___ MATERIAL TO PROCESS

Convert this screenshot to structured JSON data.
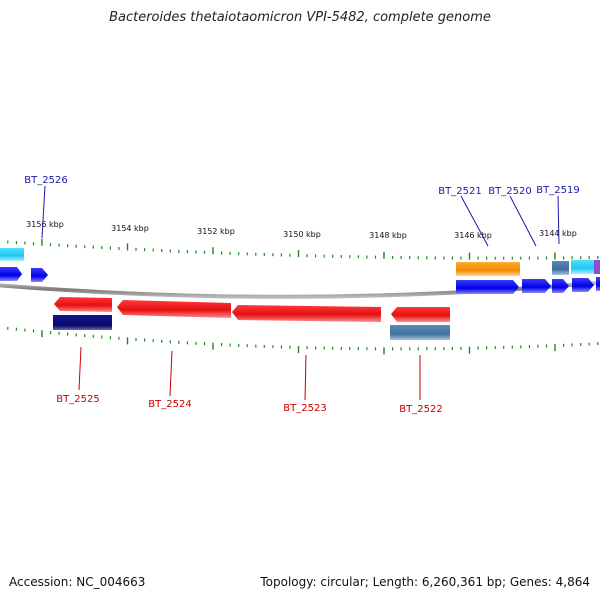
{
  "title": "Bacteroides thetaiotaomicron VPI-5482, complete genome",
  "footer": {
    "accession": "Accession: NC_004663",
    "topology": "Topology: circular; Length: 6,260,361 bp; Genes: 4,864"
  },
  "scale_labels": [
    "3156 kbp",
    "3154 kbp",
    "3152 kbp",
    "3150 kbp",
    "3148 kbp",
    "3146 kbp",
    "3144 kbp"
  ],
  "gene_labels": {
    "top": [
      "BT_2526",
      "BT_2521",
      "BT_2520",
      "BT_2519"
    ],
    "bottom": [
      "BT_2525",
      "BT_2524",
      "BT_2523",
      "BT_2522"
    ]
  },
  "colors": {
    "backbone": "#808080",
    "tick": "#1a8a1a",
    "top_label": "#1a1aa8",
    "bottom_label": "#cc0000",
    "red_gene": "#e41010",
    "blue_gene": "#0000ee",
    "navy_gene": "#0a0a6e",
    "steel_gene": "#3d6fa0",
    "orange_gene": "#f08c00",
    "cyan_gene": "#1ec8f0",
    "purple_gene": "#8a4fd8"
  }
}
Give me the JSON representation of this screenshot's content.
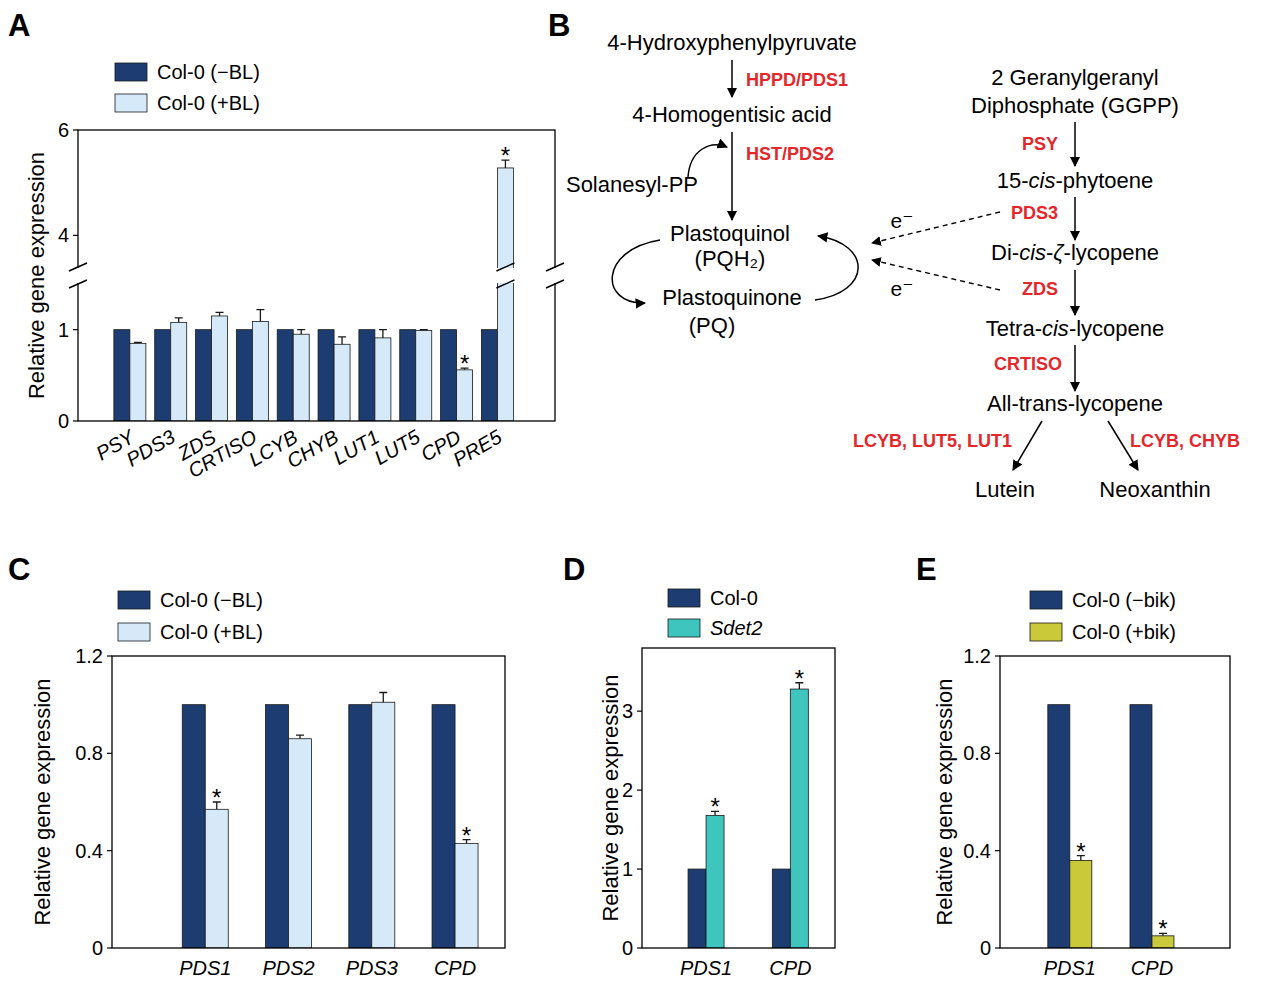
{
  "chart_data": [
    {
      "panel_label": "A",
      "type": "bar",
      "y_label": "Relative gene expression",
      "categories": [
        "PSY",
        "PDS3",
        "ZDS",
        "CRTISO",
        "LCYB",
        "CHYB",
        "LUT1",
        "LUT5",
        "CPD",
        "PRE5"
      ],
      "series": [
        {
          "name": "Col-0 (−BL)",
          "color": "#1c3c72",
          "values": [
            1,
            1,
            1,
            1,
            1,
            1,
            1,
            1,
            1,
            1
          ]
        },
        {
          "name": "Col-0 (+BL)",
          "color": "#d5e9f8",
          "values": [
            0.85,
            1.08,
            1.15,
            1.09,
            0.95,
            0.84,
            0.91,
            0.99,
            0.56,
            5.28
          ],
          "errors": [
            0.01,
            0.05,
            0.04,
            0.13,
            0.05,
            0.08,
            0.09,
            0.01,
            0.02,
            0.15
          ],
          "significance": [
            null,
            null,
            null,
            null,
            null,
            null,
            null,
            null,
            "*",
            "*"
          ]
        }
      ],
      "ylim": [
        0,
        6
      ],
      "yticks": [
        0,
        1,
        4,
        6
      ],
      "y_break": [
        1.5,
        3.4
      ],
      "legend": "top-left"
    },
    {
      "panel_label": "C",
      "type": "bar",
      "y_label": "Relative gene expression",
      "categories": [
        "PDS1",
        "PDS2",
        "PDS3",
        "CPD"
      ],
      "series": [
        {
          "name": "Col-0 (−BL)",
          "color": "#1c3c72",
          "values": [
            1,
            1,
            1,
            1
          ]
        },
        {
          "name": "Col-0 (+BL)",
          "color": "#d5e9f8",
          "values": [
            0.57,
            0.86,
            1.01,
            0.43
          ],
          "errors": [
            0.03,
            0.015,
            0.04,
            0.015
          ],
          "significance": [
            "*",
            null,
            null,
            "*"
          ]
        }
      ],
      "ylim": [
        0,
        1.2
      ],
      "yticks": [
        0,
        0.4,
        0.8,
        1.2
      ],
      "legend": "top-left"
    },
    {
      "panel_label": "D",
      "type": "bar",
      "y_label": "Relative gene expression",
      "categories": [
        "PDS1",
        "CPD"
      ],
      "series": [
        {
          "name": "Col-0",
          "color": "#1c3c72",
          "values": [
            1,
            1
          ]
        },
        {
          "name": "Sdet2",
          "color": "#3ec6be",
          "values": [
            1.68,
            3.28
          ],
          "errors": [
            0.05,
            0.08
          ],
          "significance": [
            "*",
            "*"
          ]
        }
      ],
      "ylim": [
        0,
        3.8
      ],
      "yticks": [
        0,
        1,
        2,
        3
      ],
      "legend": "top-left"
    },
    {
      "panel_label": "E",
      "type": "bar",
      "y_label": "Relative gene expression",
      "categories": [
        "PDS1",
        "CPD"
      ],
      "series": [
        {
          "name": "Col-0 (−bik)",
          "color": "#1c3c72",
          "values": [
            1,
            1
          ]
        },
        {
          "name": "Col-0 (+bik)",
          "color": "#c9c93a",
          "values": [
            0.36,
            0.05
          ],
          "errors": [
            0.02,
            0.01
          ],
          "significance": [
            "*",
            "*"
          ]
        }
      ],
      "ylim": [
        0,
        1.2
      ],
      "yticks": [
        0,
        0.4,
        0.8,
        1.2
      ],
      "legend": "top-left"
    }
  ],
  "diagram": {
    "panel_label": "B",
    "nodes": [
      {
        "lines": [
          "4-Hydroxyphenylpyruvate"
        ]
      },
      {
        "lines": [
          "4-Homogentisic acid"
        ]
      },
      {
        "lines": [
          "Solanesyl-PP"
        ]
      },
      {
        "lines": [
          "Plastoquinol",
          "(PQH₂)"
        ]
      },
      {
        "lines": [
          "Plastoquinone",
          "(PQ)"
        ]
      },
      {
        "lines": [
          "2 Geranylgeranyl",
          "Diphosphate (GGPP)"
        ]
      },
      {
        "lines": [
          "15-cis-phytoene"
        ]
      },
      {
        "lines": [
          "Di-cis-ζ-lycopene"
        ]
      },
      {
        "lines": [
          "Tetra-cis-lycopene"
        ]
      },
      {
        "lines": [
          "All-trans-lycopene"
        ]
      },
      {
        "lines": [
          "Lutein"
        ]
      },
      {
        "lines": [
          "Neoxanthin"
        ]
      }
    ],
    "enzymes": [
      "HPPD/PDS1",
      "HST/PDS2",
      "PSY",
      "PDS3",
      "ZDS",
      "CRTISO",
      "LCYB, LUT5, LUT1",
      "LCYB, CHYB"
    ],
    "electrons": [
      "e⁻",
      "e⁻"
    ]
  }
}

______

### [YOUR GOAL]
Restate each entry word for word, please, but drop any images it holds.

### [WRITTEN RESPONSE]
Convert this screenshot to structured JSON data.
{
  "title": "Bacteroides thetaiotaomicron VPI-5482, complete genome",
  "footer": {
    "accession": "Accession: NC_004663",
    "topology": "Topology: circular; Length: 6,260,361 bp; Genes: 4,864"
  },
  "scale_labels": [
    "3156 kbp",
    "3154 kbp",
    "3152 kbp",
    "3150 kbp",
    "3148 kbp",
    "3146 kbp",
    "3144 kbp"
  ],
  "gene_labels": {
    "top": [
      "BT_2526",
      "BT_2521",
      "BT_2520",
      "BT_2519"
    ],
    "bottom": [
      "BT_2525",
      "BT_2524",
      "BT_2523",
      "BT_2522"
    ]
  },
  "colors": {
    "backbone": "#808080",
    "tick": "#1a8a1a",
    "top_label": "#1a1aa8",
    "bottom_label": "#cc0000",
    "red_gene": "#e41010",
    "blue_gene": "#0000ee",
    "navy_gene": "#0a0a6e",
    "steel_gene": "#3d6fa0",
    "orange_gene": "#f08c00",
    "cyan_gene": "#1ec8f0",
    "purple_gene": "#8a4fd8"
  }
}
Give me the JSON representation of this screenshot's content.
{
  "chart_data": [
    {
      "panel_label": "A",
      "type": "bar",
      "y_label": "Relative gene expression",
      "categories": [
        "PSY",
        "PDS3",
        "ZDS",
        "CRTISO",
        "LCYB",
        "CHYB",
        "LUT1",
        "LUT5",
        "CPD",
        "PRE5"
      ],
      "series": [
        {
          "name": "Col-0 (−BL)",
          "color": "#1c3c72",
          "values": [
            1,
            1,
            1,
            1,
            1,
            1,
            1,
            1,
            1,
            1
          ]
        },
        {
          "name": "Col-0 (+BL)",
          "color": "#d5e9f8",
          "values": [
            0.85,
            1.08,
            1.15,
            1.09,
            0.95,
            0.84,
            0.91,
            0.99,
            0.56,
            5.28
          ],
          "errors": [
            0.01,
            0.05,
            0.04,
            0.13,
            0.05,
            0.08,
            0.09,
            0.01,
            0.02,
            0.15
          ],
          "significance": [
            null,
            null,
            null,
            null,
            null,
            null,
            null,
            null,
            "*",
            "*"
          ]
        }
      ],
      "ylim": [
        0,
        6
      ],
      "yticks": [
        0,
        1,
        4,
        6
      ],
      "y_break": [
        1.5,
        3.4
      ],
      "legend": "top-left"
    },
    {
      "panel_label": "C",
      "type": "bar",
      "y_label": "Relative gene expression",
      "categories": [
        "PDS1",
        "PDS2",
        "PDS3",
        "CPD"
      ],
      "series": [
        {
          "name": "Col-0 (−BL)",
          "color": "#1c3c72",
          "values": [
            1,
            1,
            1,
            1
          ]
        },
        {
          "name": "Col-0 (+BL)",
          "color": "#d5e9f8",
          "values": [
            0.57,
            0.86,
            1.01,
            0.43
          ],
          "errors": [
            0.03,
            0.015,
            0.04,
            0.015
          ],
          "significance": [
            "*",
            null,
            null,
            "*"
          ]
        }
      ],
      "ylim": [
        0,
        1.2
      ],
      "yticks": [
        0,
        0.4,
        0.8,
        1.2
      ],
      "legend": "top-left"
    },
    {
      "panel_label": "D",
      "type": "bar",
      "y_label": "Relative gene expression",
      "categories": [
        "PDS1",
        "CPD"
      ],
      "series": [
        {
          "name": "Col-0",
          "color": "#1c3c72",
          "values": [
            1,
            1
          ]
        },
        {
          "name": "Sdet2",
          "color": "#3ec6be",
          "values": [
            1.68,
            3.28
          ],
          "errors": [
            0.05,
            0.08
          ],
          "significance": [
            "*",
            "*"
          ]
        }
      ],
      "ylim": [
        0,
        3.8
      ],
      "yticks": [
        0,
        1,
        2,
        3
      ],
      "legend": "top-left"
    },
    {
      "panel_label": "E",
      "type": "bar",
      "y_label": "Relative gene expression",
      "categories": [
        "PDS1",
        "CPD"
      ],
      "series": [
        {
          "name": "Col-0 (−bik)",
          "color": "#1c3c72",
          "values": [
            1,
            1
          ]
        },
        {
          "name": "Col-0 (+bik)",
          "color": "#c9c93a",
          "values": [
            0.36,
            0.05
          ],
          "errors": [
            0.02,
            0.01
          ],
          "significance": [
            "*",
            "*"
          ]
        }
      ],
      "ylim": [
        0,
        1.2
      ],
      "yticks": [
        0,
        0.4,
        0.8,
        1.2
      ],
      "legend": "top-left"
    }
  ],
  "diagram": {
    "panel_label": "B",
    "nodes": [
      {
        "lines": [
          "4-Hydroxyphenylpyruvate"
        ]
      },
      {
        "lines": [
          "4-Homogentisic acid"
        ]
      },
      {
        "lines": [
          "Solanesyl-PP"
        ]
      },
      {
        "lines": [
          "Plastoquinol",
          "(PQH₂)"
        ]
      },
      {
        "lines": [
          "Plastoquinone",
          "(PQ)"
        ]
      },
      {
        "lines": [
          "2 Geranylgeranyl",
          "Diphosphate (GGPP)"
        ]
      },
      {
        "lines": [
          "15-cis-phytoene"
        ]
      },
      {
        "lines": [
          "Di-cis-ζ-lycopene"
        ]
      },
      {
        "lines": [
          "Tetra-cis-lycopene"
        ]
      },
      {
        "lines": [
          "All-trans-lycopene"
        ]
      },
      {
        "lines": [
          "Lutein"
        ]
      },
      {
        "lines": [
          "Neoxanthin"
        ]
      }
    ],
    "enzymes": [
      "HPPD/PDS1",
      "HST/PDS2",
      "PSY",
      "PDS3",
      "ZDS",
      "CRTISO",
      "LCYB, LUT5, LUT1",
      "LCYB, CHYB"
    ],
    "electrons": [
      "e⁻",
      "e⁻"
    ]
  }
}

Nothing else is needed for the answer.